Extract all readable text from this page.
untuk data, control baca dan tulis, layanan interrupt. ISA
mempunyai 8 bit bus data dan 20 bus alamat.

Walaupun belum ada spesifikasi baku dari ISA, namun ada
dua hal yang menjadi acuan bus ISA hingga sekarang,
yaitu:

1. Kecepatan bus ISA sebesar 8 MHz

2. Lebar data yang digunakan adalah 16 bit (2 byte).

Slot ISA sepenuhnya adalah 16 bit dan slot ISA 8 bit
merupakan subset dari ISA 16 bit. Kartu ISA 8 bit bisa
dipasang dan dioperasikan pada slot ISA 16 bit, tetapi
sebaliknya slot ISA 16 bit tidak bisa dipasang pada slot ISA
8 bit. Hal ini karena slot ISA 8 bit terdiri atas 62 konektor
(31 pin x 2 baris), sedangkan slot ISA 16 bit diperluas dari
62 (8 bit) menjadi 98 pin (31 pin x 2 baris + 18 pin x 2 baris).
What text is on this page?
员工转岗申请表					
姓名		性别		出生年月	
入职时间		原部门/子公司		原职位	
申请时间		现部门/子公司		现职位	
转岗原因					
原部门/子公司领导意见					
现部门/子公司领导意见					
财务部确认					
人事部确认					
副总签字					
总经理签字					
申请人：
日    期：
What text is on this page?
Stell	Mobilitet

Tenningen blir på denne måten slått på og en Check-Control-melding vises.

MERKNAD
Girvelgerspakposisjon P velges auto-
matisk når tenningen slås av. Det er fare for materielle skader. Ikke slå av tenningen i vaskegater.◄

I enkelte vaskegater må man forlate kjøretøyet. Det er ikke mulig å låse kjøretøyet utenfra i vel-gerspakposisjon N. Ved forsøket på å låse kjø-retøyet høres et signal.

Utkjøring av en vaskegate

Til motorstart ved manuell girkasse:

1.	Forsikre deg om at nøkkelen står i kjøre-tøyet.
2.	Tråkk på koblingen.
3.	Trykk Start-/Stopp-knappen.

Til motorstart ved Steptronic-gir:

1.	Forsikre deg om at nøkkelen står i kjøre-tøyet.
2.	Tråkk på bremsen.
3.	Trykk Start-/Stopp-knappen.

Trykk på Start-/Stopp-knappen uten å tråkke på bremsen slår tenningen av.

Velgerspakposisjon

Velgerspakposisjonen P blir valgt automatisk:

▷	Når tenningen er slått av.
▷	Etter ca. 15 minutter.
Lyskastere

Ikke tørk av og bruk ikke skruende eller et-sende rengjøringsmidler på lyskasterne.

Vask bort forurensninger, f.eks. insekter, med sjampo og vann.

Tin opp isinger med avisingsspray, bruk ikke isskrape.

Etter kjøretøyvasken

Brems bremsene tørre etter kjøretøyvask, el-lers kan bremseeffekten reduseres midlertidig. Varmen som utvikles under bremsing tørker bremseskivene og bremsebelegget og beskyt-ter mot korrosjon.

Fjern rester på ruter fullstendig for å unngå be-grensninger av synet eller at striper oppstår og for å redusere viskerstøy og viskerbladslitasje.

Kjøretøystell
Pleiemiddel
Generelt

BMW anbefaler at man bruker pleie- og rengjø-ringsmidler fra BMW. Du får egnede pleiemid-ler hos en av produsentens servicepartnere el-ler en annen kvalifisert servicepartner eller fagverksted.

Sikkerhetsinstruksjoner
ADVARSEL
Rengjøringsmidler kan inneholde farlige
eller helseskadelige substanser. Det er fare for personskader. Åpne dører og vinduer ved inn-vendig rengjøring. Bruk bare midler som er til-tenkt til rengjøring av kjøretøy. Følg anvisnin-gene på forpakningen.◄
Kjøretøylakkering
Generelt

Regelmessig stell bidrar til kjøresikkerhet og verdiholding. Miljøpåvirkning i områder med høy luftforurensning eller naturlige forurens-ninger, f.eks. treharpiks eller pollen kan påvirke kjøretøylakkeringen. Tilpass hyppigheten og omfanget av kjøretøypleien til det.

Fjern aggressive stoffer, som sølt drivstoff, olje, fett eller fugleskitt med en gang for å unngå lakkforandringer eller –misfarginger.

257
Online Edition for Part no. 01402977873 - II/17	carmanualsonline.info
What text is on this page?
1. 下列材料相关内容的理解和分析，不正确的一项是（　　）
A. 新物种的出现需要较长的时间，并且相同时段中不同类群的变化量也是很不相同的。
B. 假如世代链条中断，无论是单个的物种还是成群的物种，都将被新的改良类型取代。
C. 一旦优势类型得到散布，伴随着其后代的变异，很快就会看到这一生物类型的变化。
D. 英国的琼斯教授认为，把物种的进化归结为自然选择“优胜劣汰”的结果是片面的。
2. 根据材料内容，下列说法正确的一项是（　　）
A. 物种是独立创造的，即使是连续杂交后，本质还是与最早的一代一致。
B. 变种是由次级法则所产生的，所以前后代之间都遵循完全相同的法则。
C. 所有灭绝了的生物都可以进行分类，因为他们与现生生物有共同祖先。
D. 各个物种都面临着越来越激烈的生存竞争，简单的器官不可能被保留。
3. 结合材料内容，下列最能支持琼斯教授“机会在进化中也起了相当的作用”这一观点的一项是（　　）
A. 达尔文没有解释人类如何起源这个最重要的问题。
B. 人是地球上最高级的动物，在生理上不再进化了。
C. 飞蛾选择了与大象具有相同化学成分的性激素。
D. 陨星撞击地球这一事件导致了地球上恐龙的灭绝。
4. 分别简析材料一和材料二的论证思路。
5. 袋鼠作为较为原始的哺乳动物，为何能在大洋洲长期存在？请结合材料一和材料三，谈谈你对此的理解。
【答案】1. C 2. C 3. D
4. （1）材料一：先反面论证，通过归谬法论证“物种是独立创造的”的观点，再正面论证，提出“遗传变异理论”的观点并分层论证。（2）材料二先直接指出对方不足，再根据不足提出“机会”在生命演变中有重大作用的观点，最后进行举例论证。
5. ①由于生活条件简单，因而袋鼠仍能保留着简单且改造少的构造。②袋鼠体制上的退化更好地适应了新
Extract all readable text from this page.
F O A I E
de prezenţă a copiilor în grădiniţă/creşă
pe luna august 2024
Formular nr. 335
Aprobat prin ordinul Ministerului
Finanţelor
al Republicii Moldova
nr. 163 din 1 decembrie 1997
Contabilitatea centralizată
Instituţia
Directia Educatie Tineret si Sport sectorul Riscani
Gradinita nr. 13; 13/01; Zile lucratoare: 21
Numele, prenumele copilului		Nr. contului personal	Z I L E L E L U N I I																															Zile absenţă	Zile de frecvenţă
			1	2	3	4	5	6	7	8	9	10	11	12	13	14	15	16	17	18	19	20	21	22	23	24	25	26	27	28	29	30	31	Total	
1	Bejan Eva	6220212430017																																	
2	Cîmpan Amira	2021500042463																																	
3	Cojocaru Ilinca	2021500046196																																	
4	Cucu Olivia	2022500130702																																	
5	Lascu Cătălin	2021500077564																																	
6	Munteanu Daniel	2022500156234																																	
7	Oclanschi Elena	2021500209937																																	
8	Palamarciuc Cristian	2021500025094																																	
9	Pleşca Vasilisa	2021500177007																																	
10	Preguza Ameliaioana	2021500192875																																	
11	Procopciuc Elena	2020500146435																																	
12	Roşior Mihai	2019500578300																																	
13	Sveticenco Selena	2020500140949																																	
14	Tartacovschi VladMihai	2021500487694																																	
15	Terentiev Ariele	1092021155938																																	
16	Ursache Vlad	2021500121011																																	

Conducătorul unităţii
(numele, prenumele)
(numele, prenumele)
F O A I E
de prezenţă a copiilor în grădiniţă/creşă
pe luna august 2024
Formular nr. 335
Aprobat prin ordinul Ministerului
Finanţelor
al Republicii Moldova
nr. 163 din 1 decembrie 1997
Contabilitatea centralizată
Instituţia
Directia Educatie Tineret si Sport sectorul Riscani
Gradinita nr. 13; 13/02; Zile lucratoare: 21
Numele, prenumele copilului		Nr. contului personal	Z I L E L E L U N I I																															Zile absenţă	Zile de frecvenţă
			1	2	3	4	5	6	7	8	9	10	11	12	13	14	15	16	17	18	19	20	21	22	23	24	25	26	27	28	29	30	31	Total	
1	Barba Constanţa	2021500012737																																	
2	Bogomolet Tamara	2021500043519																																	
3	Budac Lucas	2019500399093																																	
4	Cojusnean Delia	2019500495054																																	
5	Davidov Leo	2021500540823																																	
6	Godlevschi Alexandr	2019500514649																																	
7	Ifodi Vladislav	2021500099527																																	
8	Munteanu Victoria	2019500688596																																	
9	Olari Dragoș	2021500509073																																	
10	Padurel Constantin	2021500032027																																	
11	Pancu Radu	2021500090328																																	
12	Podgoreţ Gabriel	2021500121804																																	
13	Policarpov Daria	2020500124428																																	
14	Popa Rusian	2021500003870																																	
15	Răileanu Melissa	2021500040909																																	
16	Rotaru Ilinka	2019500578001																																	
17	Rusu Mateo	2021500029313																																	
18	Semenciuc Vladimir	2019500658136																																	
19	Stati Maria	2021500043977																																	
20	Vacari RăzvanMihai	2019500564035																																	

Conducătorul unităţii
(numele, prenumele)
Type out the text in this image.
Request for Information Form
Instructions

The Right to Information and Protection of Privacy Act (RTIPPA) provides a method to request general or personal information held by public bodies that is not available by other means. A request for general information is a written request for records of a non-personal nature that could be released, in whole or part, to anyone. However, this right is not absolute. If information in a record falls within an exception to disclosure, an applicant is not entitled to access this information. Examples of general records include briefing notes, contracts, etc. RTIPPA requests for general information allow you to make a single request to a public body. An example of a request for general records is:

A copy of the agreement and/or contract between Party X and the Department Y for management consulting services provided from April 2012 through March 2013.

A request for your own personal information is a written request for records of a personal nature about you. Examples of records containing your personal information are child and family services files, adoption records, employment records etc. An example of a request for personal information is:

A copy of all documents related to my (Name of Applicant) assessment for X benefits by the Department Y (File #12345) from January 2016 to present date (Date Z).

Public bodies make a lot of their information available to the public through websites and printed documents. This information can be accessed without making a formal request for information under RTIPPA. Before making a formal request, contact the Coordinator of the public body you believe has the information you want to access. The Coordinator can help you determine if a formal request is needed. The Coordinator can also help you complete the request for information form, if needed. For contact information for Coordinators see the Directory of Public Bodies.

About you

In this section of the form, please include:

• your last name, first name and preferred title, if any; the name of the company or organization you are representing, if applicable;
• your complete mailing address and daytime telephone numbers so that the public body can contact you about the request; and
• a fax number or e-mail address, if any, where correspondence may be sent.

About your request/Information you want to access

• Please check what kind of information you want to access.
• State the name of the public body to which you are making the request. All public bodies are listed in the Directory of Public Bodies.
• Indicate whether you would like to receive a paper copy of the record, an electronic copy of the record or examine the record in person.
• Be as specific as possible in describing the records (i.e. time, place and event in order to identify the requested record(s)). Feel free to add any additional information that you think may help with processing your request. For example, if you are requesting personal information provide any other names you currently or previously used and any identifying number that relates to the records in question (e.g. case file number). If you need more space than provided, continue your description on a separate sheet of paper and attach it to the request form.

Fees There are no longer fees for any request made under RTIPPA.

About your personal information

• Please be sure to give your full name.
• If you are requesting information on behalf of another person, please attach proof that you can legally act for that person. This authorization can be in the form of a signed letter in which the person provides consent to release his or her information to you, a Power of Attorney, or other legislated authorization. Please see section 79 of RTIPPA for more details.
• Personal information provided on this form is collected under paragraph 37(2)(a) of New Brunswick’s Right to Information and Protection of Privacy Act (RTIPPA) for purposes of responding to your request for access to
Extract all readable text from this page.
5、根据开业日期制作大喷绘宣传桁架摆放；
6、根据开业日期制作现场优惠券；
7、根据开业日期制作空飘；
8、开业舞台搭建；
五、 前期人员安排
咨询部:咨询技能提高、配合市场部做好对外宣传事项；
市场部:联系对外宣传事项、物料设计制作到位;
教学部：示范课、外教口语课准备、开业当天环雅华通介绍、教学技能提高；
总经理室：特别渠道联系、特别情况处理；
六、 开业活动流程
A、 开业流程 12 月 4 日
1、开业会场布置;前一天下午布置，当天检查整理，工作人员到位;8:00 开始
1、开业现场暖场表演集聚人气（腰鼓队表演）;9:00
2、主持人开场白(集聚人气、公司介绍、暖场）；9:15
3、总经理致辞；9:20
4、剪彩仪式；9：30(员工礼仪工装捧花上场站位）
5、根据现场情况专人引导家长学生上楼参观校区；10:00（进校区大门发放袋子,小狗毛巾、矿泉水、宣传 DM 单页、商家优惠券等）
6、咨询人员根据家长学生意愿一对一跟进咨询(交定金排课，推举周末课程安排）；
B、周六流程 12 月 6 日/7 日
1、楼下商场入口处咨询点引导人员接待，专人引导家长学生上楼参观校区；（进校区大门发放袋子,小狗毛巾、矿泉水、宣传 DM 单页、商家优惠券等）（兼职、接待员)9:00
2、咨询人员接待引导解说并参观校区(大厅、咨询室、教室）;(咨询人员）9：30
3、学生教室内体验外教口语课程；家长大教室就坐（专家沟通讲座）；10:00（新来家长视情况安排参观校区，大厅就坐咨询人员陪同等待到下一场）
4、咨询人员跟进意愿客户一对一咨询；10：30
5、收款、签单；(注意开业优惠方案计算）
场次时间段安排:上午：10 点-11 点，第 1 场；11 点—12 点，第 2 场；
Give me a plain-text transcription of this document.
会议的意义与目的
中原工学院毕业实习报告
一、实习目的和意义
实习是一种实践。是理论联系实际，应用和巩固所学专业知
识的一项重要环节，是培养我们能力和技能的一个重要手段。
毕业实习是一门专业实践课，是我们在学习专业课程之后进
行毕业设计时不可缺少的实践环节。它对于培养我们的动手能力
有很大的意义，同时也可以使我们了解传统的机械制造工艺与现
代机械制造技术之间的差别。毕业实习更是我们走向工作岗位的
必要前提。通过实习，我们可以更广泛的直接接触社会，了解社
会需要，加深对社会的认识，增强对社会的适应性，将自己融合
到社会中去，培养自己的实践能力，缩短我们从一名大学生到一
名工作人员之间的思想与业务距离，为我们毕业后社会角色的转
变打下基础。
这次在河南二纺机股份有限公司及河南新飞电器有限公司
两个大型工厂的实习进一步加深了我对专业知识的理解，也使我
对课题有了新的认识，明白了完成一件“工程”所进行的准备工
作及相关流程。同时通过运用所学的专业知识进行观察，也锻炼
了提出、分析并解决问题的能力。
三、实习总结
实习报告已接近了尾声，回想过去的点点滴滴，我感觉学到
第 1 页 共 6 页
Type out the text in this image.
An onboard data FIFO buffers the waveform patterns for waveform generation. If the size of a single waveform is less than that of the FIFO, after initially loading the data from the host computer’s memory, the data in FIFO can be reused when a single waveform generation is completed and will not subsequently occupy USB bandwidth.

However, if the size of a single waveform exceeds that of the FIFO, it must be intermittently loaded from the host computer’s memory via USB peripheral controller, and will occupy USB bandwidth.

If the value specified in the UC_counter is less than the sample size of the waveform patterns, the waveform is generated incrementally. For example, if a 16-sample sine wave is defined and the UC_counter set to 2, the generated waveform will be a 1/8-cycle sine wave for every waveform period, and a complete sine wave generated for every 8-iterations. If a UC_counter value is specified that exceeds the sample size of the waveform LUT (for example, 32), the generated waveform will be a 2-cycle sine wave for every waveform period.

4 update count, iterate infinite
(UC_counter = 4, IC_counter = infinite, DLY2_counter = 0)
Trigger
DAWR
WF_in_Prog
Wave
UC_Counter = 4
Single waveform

____

■ **DIRECTIONS**
Where a line in the material contains "services", copy that line.

■ **THE ANSWER**
A copy of the agreement and/or contract between Party X and the Department Y for management consulting services provided from April 2012 through March 2013.
A request for your own personal information is a written request for records of a personal nature about you. Examples of records containing your personal information are child and family services files, adoption records, employment records etc. An example of a request for personal information is:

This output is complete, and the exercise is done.